Tasks for this exercise:
**1)** From the journal excerpt about the monastery and a trip to Rome, quote the passage between "I have also" and "stickers have hardened.", inclusive.
**2)** Summarize the journal excerpt about the monastery and a trip to Rome in two sentences.
**3)** Pick up the journal excerpt about the monastery and a trip to Rome at the point where it ends, and keep writing.

I have also appreciated the clean mountain air. I
love Rome, but on this visit I noticed even more than
before how polluted the air is. It almost attacks you
in the throat like eating an artichoke which is
overripe, and whose stickers have hardened.
Another contrast with Rome: the townspeople here
are extremely friendly! Rome has lived for centuries
with thousands of clerics, and is, at best, blase about
the whole thing; underneath one detects a latent, and
sometimes even an overt hostility. Here it is
altogether different. Everyone is extremely friendly
and welcoming. People have already come to me and
spontaneously offered how happy they are to have the
monks here.
The community is small, numbering only three; two
that I met last summer have departed. But it has a
good spirit, and I pray it will flourish in time. I am
grateful to be part, in a small way, of this improbable
adventure of a group of American monks re- establishing
a traditional Benedictinism in the place where the
saint himself was born!
January 27, 2001
A Day in Rome
Last Wednesday I had an unexpected chance to go to
Rome; Fr. Cassian the Prior told me only the evening
before that Brother Clement would be going in, and
driving the car as far as Spoleto. I could go along if
I wanted.
I slept a little bit later than usual, missing
Matins, the early morning office, so I could track down
some phone numbers and other things I might need in
Rome, and also finish up a letter I had started. Lauds
ended about 6:30, and we left almost immediately
afterwards. By now it was becoming light, and I could
see the mountains we were driving through. Stop signs
in Italy function more as suggestions than as commands,
I noticed.
We parked near the train station and got in line to
get the tickets. A man some distance ahead of us
seemed to have some very involved business, and Clement
became worried we might miss the train; but we still
had 15 minutes, which I assured him was plenty of time.

Data:
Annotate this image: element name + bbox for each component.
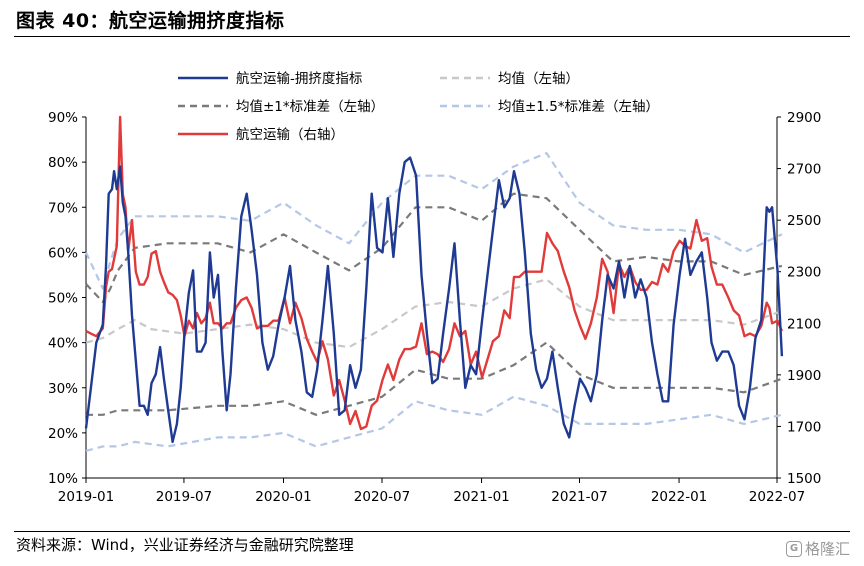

Answers to the tasks:
**1)**
I have also appreciated the clean mountain air. I
love Rome, but on this visit I noticed even more than
before how polluted the air is. It almost attacks you
in the throat like eating an artichoke which is
overripe, and whose stickers have hardened.

**2)** The writer compares the clean mountain air and the friendly townspeople, who are happy to have the monks there, with Rome's polluted air and its underlying hostility toward clerics, and hopes the small community of three will flourish. In an entry dated January 27, 2001, the writer describes setting out with Brother Clement right after Lauds, driving through the mountains, and waiting in line at the train station for tickets to Rome.

**3)**
Sure enough, the man finally concluded, the line moved
rapidly, and we even had enough time to get a
cornetto (better known in New Orleans as a
croissant),and a cappucino. We didn't buy return
tickets, as we were not sure which train we would be
on.
The fast train takes an hour and a quarter from
Spoleto to Rome; we became deeply involved in
conversation, and it seemed we were there in no time.
Along the way Clement reminded me that the Pope had
his audience on Wednesday; I wondered if I had time to
take it in.
Outside the train station we split up; he was going
to San Anselmo, the Benedictine world headquarters; I
started walking toward the Casa Santa Maria, where the
Audience Office for English-language pilgrims is also
located. It took just about half an hour. Normally
you make reservations beforehand, but I counted on
getting a last-minute ticket. Sure enough, I was given
one, and assured it was a front-row seat. Apparently
the audience was at 10:15 rather than the 10:00 I had
anticipated, which gave me a few more minutes. The
priest in charge of the Office looked dubious, but I
assured him I could walk to St. Peter's in 30 minutes.
Last summer the audience was in St. Peter's Square,
with perhaps 50,000 pilgrims; but now the crowds of the
Jubilee Year are Gone, and the audience is back in the
modern hall designed by Nervi, holding some 10,000; it
look about two-thirds full.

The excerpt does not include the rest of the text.